● **Text extract**
+===+

Okay, I think I understand that “join" in parJoinUnbounded means “joining”/awaiting each argument stream, so if one subscriber does not receive, no joining occurs, hence no passing past parJoinUnbounded. So, I guess - as in documentation - adding a Quit event - like the number 0 below - can be used to interruptWhen the subscribers:

for
  _ <- Stream.unit.repeat
  topic <- Stream.eval(Topic[IO, Int])
  start <- Stream.eval(Deferred[IO, Unit])
  stop <- Stream.eval(SignallingRef[IO, Boolean](false))
  _ <- List(
         for
           _ <- Stream.eval(start.get)
           _ <- (Stream.eval(IO { 1+gen.nextInt(10) }) ++ Stream.emit(0)).through(topic.publish)
         yield
           ()
       ,
         for
           n <- Stream.resource(topic.subscribeAwaitUnbounded <* Resource.eval(start.complete(()))).flatten.evalTap { case 0 => stop.set(true) case _ => IO.unit }.interruptWhen(stop)
           _ <- Stream.eval(IO.println(n))
         yield
           ()
       ,
         for
           n <- Stream.resource(topic.subscribeAwaitUnbounded <* Resource.eval(start.complete(()))).flatten.evalTap { case 0 => stop.set(true) case _ => IO.unit }.interruptWhen(stop)
           _ <- Stream.eval(IO.println(n-10))
         yield
           ()
       ).parJoinUnbounded
yield
  ()

+===+

● **Material provided**
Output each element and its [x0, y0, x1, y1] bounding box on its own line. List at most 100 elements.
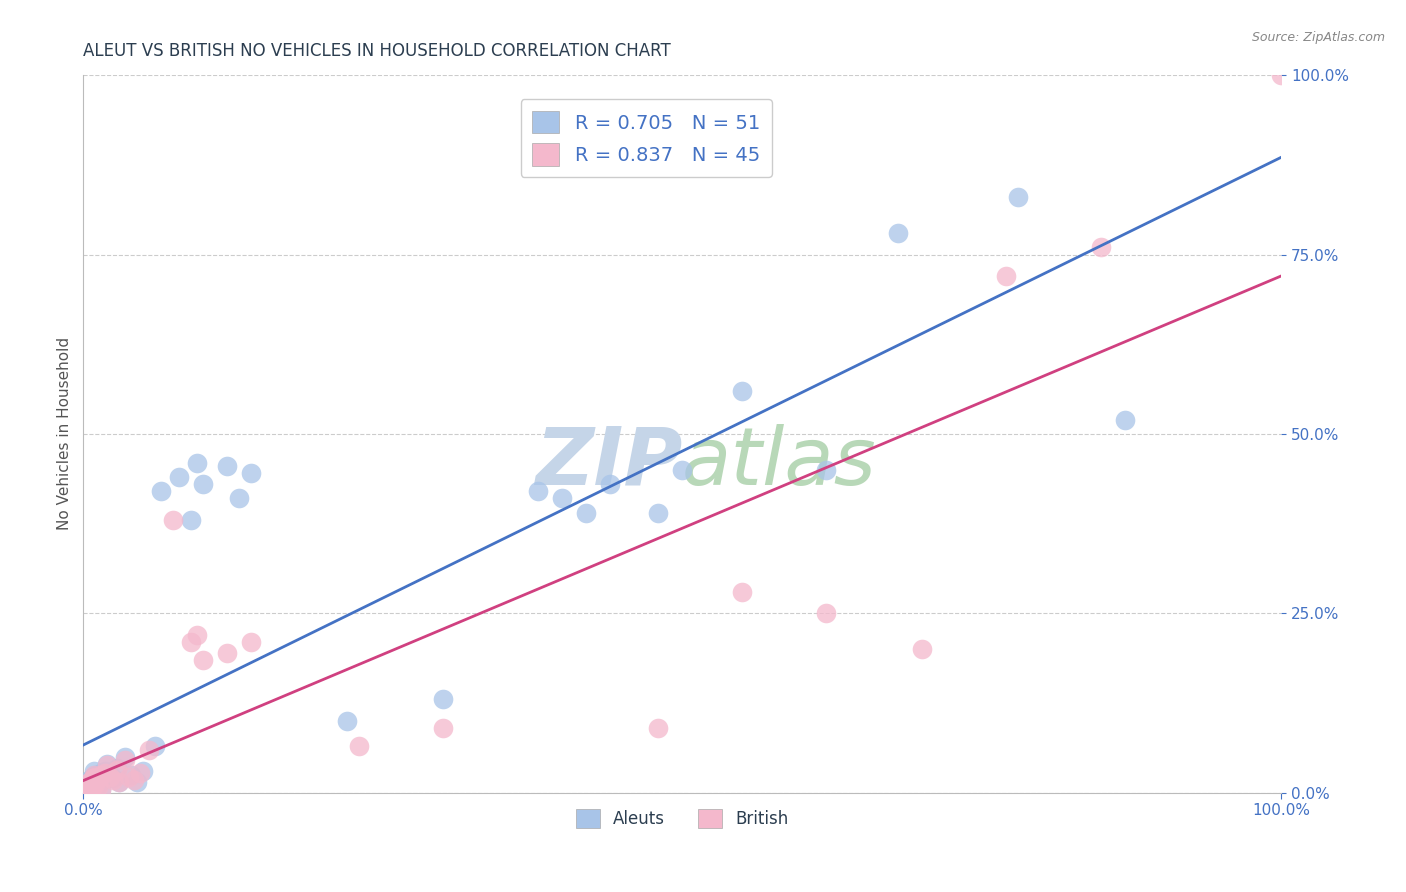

+===+

● **Task requirements**
**A.** In the forum post on parJoinUnbounded, what value serves as the Quit event?
**B.** Copy the forum post on parJoinUnbounded between "Okay, I think" and "<- Stream.eval(SignallingRef[IO, Boolean](false))", inclusive.

● **Responses for each task**
**A.** The number 0.

**B.**
Okay, I think I understand that “join" in parJoinUnbounded means “joining”/awaiting each argument stream, so if one subscriber does not receive, no joining occurs, hence no passing past parJoinUnbounded. So, I guess - as in documentation - adding a Quit event - like the number 0 below - can be used to interruptWhen the subscribers:

for
  _ <- Stream.unit.repeat
  topic <- Stream.eval(Topic[IO, Int])
  start <- Stream.eval(Deferred[IO, Unit])
  stop <- Stream.eval(SignallingRef[IO, Boolean](false))